─── INFORMATION GIVEN
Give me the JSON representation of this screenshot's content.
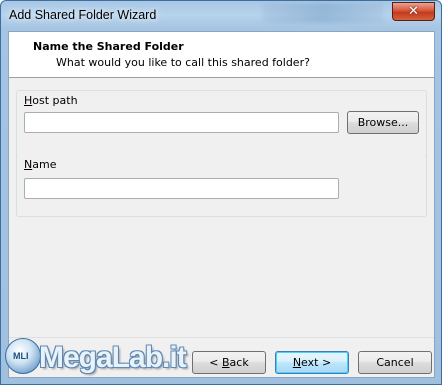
{
  "window": {
    "title": "Add Shared Folder Wizard",
    "close_glyph": "✕"
  },
  "header": {
    "title": "Name the Shared Folder",
    "subtitle": "What would you like to call this shared folder?"
  },
  "host_path": {
    "label_prefix": "",
    "label_mnemonic": "H",
    "label_rest": "ost path",
    "value": "",
    "browse_label": "Browse..."
  },
  "name_field": {
    "label_mnemonic": "N",
    "label_rest": "ame",
    "value": ""
  },
  "footer": {
    "back_prefix": "< ",
    "back_mnemonic": "B",
    "back_rest": "ack",
    "next_mnemonic": "N",
    "next_rest": "ext >",
    "cancel_label": "Cancel"
  },
  "watermark": {
    "badge_text": "MLI",
    "brand_text": "MegaLab.it"
  },
  "icons": {
    "close": "close-icon"
  }
}
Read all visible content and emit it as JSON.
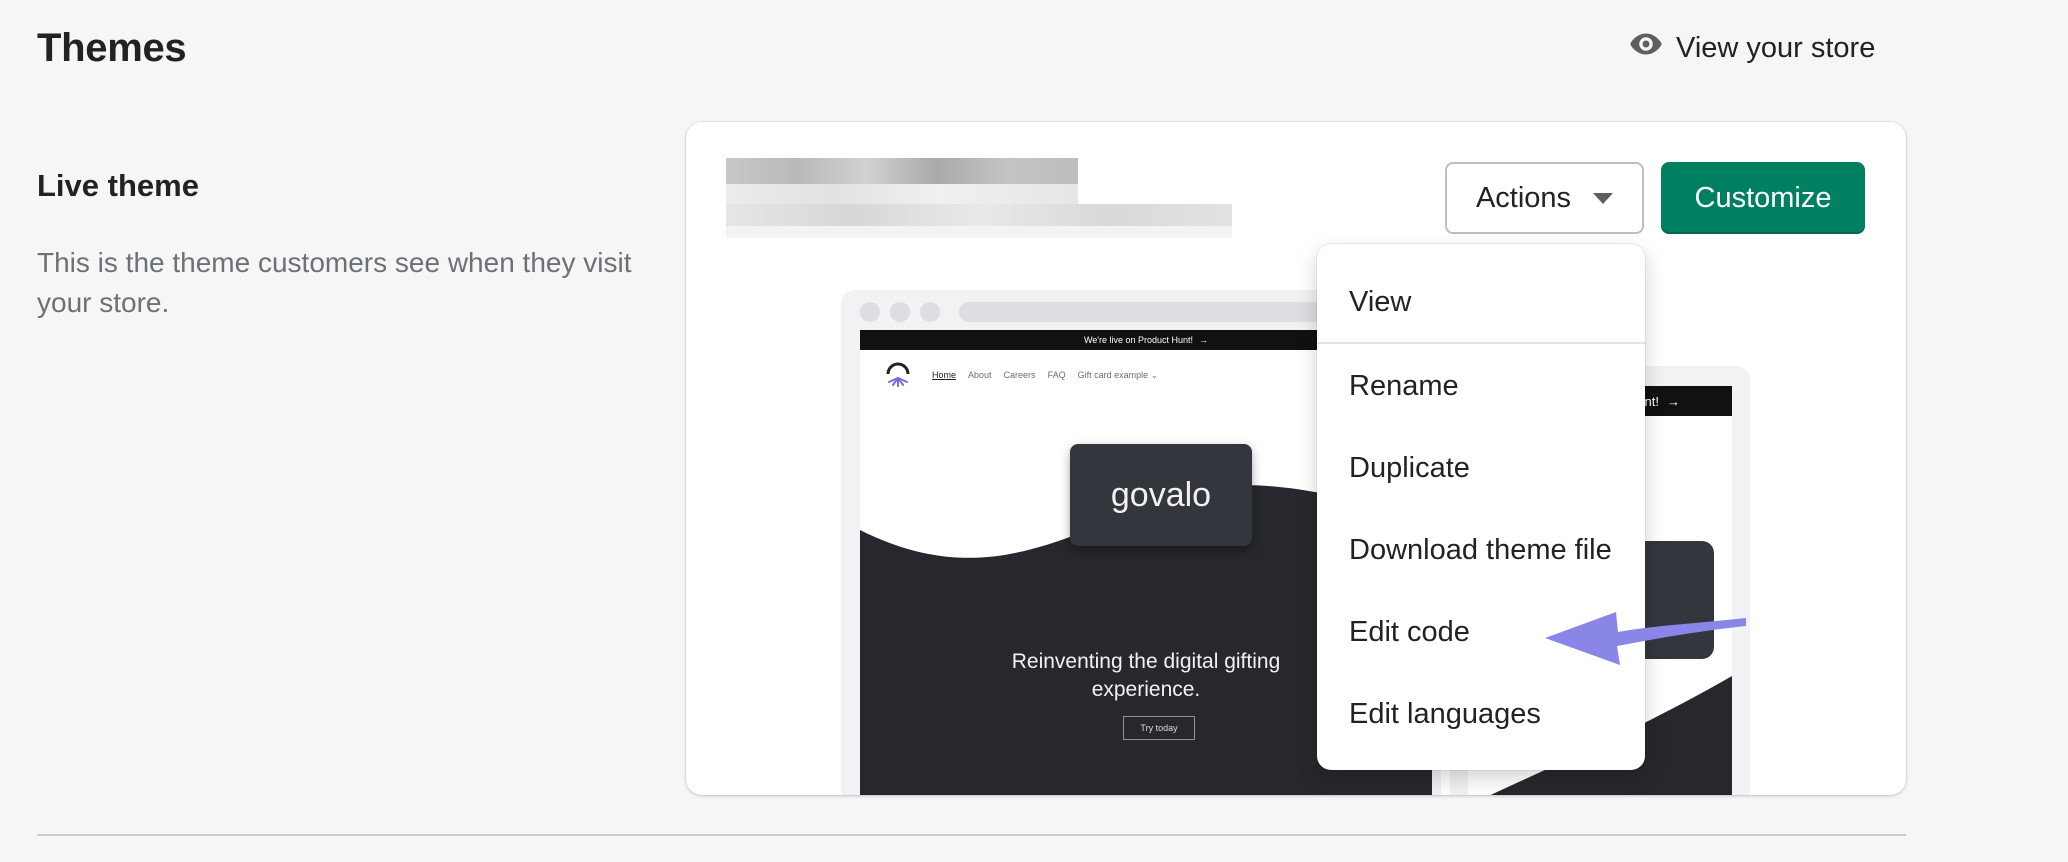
──────
• INSTRUCTIONS TO FOLLOW
Every entry must be written out exactly, with all pictures left out.

• RESPONSE BELOW
Give me the JSON representation of this screenshot's content.
{
  "window": {
    "title": "Add Shared Folder Wizard",
    "close_glyph": "✕"
  },
  "header": {
    "title": "Name the Shared Folder",
    "subtitle": "What would you like to call this shared folder?"
  },
  "host_path": {
    "label_prefix": "",
    "label_mnemonic": "H",
    "label_rest": "ost path",
    "value": "",
    "browse_label": "Browse..."
  },
  "name_field": {
    "label_mnemonic": "N",
    "label_rest": "ame",
    "value": ""
  },
  "footer": {
    "back_prefix": "< ",
    "back_mnemonic": "B",
    "back_rest": "ack",
    "next_mnemonic": "N",
    "next_rest": "ext >",
    "cancel_label": "Cancel"
  },
  "watermark": {
    "badge_text": "MLI",
    "brand_text": "MegaLab.it"
  },
  "icons": {
    "close": "close-icon"
  }
}
Read all visible content and emit it as JSON.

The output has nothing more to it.